(Figure dataset records)
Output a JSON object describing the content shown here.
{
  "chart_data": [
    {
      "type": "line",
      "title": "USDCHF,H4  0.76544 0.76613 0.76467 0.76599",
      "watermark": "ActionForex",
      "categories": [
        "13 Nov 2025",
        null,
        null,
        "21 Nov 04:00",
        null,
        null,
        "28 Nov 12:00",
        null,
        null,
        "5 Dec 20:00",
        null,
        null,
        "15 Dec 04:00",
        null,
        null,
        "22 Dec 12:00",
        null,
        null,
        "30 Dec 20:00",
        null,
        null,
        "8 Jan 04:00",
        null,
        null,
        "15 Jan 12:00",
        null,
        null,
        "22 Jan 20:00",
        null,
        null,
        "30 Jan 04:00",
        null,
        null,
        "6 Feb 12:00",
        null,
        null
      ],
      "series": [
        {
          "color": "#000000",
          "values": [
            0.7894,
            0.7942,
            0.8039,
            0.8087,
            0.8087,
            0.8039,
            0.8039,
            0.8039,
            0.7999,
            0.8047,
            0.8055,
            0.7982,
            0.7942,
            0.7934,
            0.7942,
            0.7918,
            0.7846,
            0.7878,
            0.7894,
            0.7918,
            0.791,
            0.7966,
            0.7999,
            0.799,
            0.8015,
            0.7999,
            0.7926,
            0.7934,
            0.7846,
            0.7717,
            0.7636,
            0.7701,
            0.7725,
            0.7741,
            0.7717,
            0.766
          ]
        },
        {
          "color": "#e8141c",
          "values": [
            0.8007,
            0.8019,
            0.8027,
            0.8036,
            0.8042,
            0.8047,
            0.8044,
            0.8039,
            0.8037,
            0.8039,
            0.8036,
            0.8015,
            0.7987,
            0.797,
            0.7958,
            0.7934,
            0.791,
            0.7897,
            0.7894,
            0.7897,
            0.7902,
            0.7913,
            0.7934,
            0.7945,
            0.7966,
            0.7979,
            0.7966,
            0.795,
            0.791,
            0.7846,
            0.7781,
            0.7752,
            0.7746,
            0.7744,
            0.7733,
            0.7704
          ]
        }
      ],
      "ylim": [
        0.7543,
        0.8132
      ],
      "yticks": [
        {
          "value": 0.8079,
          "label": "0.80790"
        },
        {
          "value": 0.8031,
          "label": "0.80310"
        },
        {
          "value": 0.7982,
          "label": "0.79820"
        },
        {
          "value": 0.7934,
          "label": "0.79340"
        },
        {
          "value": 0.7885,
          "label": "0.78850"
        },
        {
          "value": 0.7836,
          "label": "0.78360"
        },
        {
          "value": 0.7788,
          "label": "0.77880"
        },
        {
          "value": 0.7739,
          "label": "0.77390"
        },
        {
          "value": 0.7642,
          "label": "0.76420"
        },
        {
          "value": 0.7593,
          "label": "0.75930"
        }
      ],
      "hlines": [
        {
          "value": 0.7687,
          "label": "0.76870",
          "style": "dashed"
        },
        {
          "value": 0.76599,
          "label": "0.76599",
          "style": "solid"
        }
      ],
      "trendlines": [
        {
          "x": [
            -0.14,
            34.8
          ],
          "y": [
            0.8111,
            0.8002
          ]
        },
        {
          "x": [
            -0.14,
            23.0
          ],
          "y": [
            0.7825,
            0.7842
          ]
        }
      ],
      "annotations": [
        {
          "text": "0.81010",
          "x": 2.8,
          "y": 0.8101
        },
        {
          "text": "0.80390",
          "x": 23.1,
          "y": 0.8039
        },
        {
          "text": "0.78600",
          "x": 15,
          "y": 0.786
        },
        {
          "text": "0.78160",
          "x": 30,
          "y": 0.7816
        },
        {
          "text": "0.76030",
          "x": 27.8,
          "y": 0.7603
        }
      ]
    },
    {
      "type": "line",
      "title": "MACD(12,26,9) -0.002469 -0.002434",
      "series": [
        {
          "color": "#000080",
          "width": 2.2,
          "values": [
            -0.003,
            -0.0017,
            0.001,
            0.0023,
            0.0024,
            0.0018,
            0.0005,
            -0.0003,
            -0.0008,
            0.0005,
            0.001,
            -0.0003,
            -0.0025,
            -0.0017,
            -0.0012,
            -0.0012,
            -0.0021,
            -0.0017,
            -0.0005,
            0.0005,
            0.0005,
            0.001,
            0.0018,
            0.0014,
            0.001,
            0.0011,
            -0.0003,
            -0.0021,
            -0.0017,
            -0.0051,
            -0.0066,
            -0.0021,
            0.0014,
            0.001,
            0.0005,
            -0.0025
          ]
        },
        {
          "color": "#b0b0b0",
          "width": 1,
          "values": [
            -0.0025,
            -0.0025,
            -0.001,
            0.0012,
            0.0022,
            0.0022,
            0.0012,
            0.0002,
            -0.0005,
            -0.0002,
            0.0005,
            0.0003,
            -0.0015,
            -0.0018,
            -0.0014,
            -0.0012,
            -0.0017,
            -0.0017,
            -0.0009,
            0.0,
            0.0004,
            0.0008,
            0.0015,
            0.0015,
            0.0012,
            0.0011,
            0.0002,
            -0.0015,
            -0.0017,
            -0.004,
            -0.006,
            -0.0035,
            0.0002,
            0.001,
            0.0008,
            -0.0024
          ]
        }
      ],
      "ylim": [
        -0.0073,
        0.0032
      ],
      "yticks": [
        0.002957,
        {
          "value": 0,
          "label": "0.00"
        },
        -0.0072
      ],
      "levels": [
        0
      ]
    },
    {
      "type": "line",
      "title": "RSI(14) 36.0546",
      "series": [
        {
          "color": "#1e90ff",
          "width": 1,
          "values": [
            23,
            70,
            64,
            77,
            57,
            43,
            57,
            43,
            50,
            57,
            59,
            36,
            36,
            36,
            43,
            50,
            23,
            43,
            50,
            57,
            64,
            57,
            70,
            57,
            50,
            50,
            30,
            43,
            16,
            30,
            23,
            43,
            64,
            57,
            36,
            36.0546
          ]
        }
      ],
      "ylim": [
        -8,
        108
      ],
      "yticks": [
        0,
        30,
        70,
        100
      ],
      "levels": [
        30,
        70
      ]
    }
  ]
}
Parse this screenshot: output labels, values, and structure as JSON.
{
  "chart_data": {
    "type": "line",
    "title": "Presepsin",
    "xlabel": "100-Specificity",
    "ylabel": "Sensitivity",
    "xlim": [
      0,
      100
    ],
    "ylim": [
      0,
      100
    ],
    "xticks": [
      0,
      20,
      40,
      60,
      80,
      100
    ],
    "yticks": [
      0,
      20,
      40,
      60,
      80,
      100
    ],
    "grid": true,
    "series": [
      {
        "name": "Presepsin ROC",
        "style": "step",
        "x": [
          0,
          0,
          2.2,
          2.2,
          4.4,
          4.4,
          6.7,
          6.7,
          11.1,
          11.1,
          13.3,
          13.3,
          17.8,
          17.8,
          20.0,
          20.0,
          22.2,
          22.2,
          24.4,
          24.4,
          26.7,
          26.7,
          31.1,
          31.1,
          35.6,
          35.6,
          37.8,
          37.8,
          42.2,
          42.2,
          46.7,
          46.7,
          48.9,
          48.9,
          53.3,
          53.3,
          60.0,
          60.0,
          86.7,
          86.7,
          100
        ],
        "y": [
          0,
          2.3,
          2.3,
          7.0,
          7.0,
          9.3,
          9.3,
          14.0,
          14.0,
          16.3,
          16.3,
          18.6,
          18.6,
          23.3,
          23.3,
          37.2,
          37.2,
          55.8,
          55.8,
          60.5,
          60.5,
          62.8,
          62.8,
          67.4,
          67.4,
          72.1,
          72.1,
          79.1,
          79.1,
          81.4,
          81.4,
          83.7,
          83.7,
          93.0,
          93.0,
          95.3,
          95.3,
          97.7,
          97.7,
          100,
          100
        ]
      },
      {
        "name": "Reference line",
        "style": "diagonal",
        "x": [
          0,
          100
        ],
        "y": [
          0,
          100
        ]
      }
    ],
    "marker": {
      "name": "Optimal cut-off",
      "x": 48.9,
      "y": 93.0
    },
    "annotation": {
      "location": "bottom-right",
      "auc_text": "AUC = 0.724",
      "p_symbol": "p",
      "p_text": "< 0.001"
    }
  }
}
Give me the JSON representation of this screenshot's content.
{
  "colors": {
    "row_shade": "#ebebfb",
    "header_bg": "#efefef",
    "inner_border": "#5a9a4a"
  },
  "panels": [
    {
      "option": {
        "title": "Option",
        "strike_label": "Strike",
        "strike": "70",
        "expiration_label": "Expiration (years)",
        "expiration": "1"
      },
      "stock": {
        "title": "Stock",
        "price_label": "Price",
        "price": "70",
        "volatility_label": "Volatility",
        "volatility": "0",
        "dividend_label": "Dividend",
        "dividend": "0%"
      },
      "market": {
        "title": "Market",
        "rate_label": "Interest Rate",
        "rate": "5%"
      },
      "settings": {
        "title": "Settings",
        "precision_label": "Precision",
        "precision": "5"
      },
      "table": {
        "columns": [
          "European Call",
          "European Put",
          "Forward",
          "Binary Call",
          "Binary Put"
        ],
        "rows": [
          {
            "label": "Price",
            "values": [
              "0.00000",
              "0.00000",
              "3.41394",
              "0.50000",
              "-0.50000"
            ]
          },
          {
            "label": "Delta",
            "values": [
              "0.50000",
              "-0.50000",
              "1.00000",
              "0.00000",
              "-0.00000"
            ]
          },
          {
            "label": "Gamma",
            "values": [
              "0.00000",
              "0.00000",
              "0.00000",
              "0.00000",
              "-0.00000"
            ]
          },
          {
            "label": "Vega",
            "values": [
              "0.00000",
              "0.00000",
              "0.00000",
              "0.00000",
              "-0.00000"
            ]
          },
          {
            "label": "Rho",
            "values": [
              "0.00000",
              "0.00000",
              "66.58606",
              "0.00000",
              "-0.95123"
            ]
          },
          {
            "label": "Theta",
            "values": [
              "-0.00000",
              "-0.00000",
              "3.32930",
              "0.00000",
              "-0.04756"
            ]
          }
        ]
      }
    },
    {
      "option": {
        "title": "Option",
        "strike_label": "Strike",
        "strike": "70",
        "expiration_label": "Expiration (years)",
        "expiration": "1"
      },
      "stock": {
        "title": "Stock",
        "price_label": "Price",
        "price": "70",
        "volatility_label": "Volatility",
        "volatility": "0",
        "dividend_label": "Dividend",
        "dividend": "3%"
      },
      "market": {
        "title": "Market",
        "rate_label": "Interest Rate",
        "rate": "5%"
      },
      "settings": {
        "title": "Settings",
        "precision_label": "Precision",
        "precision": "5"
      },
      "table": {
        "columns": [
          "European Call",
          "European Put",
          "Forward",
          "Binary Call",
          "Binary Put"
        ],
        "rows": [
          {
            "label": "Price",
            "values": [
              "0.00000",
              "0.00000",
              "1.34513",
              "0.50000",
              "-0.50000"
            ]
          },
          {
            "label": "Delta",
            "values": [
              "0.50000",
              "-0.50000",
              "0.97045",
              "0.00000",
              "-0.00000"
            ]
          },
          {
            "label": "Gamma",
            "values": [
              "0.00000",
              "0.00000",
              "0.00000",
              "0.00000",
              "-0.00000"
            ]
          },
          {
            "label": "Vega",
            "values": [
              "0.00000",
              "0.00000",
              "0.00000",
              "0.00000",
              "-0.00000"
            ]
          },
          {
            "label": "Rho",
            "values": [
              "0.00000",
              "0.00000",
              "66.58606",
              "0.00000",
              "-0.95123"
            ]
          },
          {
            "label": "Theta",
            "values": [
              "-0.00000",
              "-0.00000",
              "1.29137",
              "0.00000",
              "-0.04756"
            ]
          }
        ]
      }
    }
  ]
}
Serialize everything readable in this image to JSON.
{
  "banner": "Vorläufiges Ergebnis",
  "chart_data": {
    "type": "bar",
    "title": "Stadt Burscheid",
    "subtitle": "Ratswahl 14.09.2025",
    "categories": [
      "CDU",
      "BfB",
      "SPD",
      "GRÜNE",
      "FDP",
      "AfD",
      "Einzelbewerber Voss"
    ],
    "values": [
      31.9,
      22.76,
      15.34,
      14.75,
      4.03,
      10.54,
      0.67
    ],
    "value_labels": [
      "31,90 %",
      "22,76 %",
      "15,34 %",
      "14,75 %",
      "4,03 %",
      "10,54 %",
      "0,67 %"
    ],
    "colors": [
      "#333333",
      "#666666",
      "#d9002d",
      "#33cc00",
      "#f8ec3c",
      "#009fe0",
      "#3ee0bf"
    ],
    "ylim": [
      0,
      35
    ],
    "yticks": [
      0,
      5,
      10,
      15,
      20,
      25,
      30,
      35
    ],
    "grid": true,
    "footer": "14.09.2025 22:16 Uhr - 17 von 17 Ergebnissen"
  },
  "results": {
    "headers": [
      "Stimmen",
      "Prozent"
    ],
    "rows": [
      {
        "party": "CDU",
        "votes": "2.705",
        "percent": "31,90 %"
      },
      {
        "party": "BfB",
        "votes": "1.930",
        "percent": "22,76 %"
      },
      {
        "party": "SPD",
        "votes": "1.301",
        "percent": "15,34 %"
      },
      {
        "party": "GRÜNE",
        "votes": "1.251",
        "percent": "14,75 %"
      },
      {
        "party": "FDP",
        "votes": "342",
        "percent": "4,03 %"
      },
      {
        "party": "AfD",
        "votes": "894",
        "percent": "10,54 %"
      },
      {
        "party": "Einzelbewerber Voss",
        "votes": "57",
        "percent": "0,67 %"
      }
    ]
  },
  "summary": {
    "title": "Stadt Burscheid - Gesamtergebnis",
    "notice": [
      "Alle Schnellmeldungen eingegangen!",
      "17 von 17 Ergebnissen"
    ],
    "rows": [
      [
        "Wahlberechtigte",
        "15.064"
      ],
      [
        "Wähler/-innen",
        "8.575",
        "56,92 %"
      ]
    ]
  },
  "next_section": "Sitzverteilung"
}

• _Written task_
Return all lines containing the word "percent".

• _Complete output_
        "percent": "31,90 %"
        "percent": "22,76 %"
        "percent": "15,34 %"
        "percent": "14,75 %"
        "percent": "4,03 %"
        "percent": "10,54 %"
        "percent": "0,67 %"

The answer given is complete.